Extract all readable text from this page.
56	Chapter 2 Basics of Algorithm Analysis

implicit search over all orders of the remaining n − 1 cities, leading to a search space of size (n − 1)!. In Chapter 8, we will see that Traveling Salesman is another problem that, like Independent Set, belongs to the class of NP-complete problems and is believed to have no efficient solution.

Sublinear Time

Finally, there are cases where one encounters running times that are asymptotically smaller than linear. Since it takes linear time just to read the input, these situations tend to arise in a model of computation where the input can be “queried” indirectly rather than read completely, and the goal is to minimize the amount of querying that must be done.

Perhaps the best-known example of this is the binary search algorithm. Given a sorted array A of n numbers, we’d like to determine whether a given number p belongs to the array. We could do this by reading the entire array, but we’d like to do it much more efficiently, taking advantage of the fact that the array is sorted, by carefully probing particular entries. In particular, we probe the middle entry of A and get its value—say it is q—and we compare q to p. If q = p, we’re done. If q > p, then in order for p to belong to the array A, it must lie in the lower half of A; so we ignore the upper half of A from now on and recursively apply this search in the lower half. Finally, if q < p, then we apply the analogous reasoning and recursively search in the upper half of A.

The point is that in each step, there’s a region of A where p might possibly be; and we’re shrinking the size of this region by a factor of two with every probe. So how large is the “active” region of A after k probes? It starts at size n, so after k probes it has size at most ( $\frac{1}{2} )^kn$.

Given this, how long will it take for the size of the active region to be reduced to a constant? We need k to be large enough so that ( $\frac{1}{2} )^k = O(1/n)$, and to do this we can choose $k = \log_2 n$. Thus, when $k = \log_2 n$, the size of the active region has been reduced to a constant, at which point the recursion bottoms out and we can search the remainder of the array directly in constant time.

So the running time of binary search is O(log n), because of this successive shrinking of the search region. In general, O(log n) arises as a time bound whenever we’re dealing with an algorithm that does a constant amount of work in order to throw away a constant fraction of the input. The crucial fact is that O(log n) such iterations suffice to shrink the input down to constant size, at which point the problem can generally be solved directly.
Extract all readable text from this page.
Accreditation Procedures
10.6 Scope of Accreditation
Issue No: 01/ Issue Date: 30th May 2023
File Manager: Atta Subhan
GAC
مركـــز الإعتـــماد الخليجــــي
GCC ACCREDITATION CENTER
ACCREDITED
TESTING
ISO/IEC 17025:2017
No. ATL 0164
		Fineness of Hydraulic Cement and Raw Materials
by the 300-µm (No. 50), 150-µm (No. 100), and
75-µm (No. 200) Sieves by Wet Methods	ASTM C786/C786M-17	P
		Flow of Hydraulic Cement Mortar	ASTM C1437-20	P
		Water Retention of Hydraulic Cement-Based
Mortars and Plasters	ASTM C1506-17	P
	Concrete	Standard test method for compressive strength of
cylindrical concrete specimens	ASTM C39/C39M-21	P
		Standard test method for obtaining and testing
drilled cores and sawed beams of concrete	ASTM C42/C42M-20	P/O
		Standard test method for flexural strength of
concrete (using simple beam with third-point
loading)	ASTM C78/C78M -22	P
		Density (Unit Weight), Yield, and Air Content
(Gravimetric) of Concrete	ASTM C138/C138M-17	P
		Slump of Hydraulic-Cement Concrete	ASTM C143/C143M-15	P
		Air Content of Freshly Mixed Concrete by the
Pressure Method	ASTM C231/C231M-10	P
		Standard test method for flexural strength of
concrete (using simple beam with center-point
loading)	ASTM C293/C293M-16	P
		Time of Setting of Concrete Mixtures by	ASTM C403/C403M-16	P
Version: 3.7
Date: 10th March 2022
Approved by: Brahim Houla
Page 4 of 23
- - - - - - -
- Challenge -
Above are some records; repeat all of them exactly.

- Result -
Extract all readable text from this page.
56	Chapter 2 Basics of Algorithm Analysis

implicit search over all orders of the remaining n − 1 cities, leading to a search space of size (n − 1)!. In Chapter 8, we will see that Traveling Salesman is another problem that, like Independent Set, belongs to the class of NP-complete problems and is believed to have no efficient solution.

Sublinear Time

Finally, there are cases where one encounters running times that are asymptotically smaller than linear. Since it takes linear time just to read the input, these situations tend to arise in a model of computation where the input can be “queried” indirectly rather than read completely, and the goal is to minimize the amount of querying that must be done.

Perhaps the best-known example of this is the binary search algorithm. Given a sorted array A of n numbers, we’d like to determine whether a given number p belongs to the array. We could do this by reading the entire array, but we’d like to do it much more efficiently, taking advantage of the fact that the array is sorted, by carefully probing particular entries. In particular, we probe the middle entry of A and get its value—say it is q—and we compare q to p. If q = p, we’re done. If q > p, then in order for p to belong to the array A, it must lie in the lower half of A; so we ignore the upper half of A from now on and recursively apply this search in the lower half. Finally, if q < p, then we apply the analogous reasoning and recursively search in the upper half of A.

The point is that in each step, there’s a region of A where p might possibly be; and we’re shrinking the size of this region by a factor of two with every probe. So how large is the “active” region of A after k probes? It starts at size n, so after k probes it has size at most ( $\frac{1}{2} )^kn$.

Given this, how long will it take for the size of the active region to be reduced to a constant? We need k to be large enough so that ( $\frac{1}{2} )^k = O(1/n)$, and to do this we can choose $k = \log_2 n$. Thus, when $k = \log_2 n$, the size of the active region has been reduced to a constant, at which point the recursion bottoms out and we can search the remainder of the array directly in constant time.

So the running time of binary search is O(log n), because of this successive shrinking of the search region. In general, O(log n) arises as a time bound whenever we’re dealing with an algorithm that does a constant amount of work in order to throw away a constant fraction of the input. The crucial fact is that O(log n) such iterations suffice to shrink the input down to constant size, at which point the problem can generally be solved directly.
Extract all readable text from this page.
Accreditation Procedures
10.6 Scope of Accreditation
Issue No: 01/ Issue Date: 30th May 2023
File Manager: Atta Subhan
GAC
مركـــز الإعتـــماد الخليجــــي
GCC ACCREDITATION CENTER
ACCREDITED
TESTING
ISO/IEC 17025:2017
No. ATL 0164
		Fineness of Hydraulic Cement and Raw Materials
by the 300-µm (No. 50), 150-µm (No. 100), and
75-µm (No. 200) Sieves by Wet Methods	ASTM C786/C786M-17	P
		Flow of Hydraulic Cement Mortar	ASTM C1437-20	P
		Water Retention of Hydraulic Cement-Based
Mortars and Plasters	ASTM C1506-17	P
	Concrete	Standard test method for compressive strength of
cylindrical concrete specimens	ASTM C39/C39M-21	P
		Standard test method for obtaining and testing
drilled cores and sawed beams of concrete	ASTM C42/C42M-20	P/O
		Standard test method for flexural strength of
concrete (using simple beam with third-point
loading)	ASTM C78/C78M -22	P
		Density (Unit Weight), Yield, and Air Content
(Gravimetric) of Concrete	ASTM C138/C138M-17	P
		Slump of Hydraulic-Cement Concrete	ASTM C143/C143M-15	P
		Air Content of Freshly Mixed Concrete by the
Pressure Method	ASTM C231/C231M-10	P
		Standard test method for flexural strength of
concrete (using simple beam with center-point
loading)	ASTM C293/C293M-16	P
		Time of Setting of Concrete Mixtures by	ASTM C403/C403M-16	P
Version: 3.7
Date: 10th March 2022
Approved by: Brahim Houla
Page 4 of 23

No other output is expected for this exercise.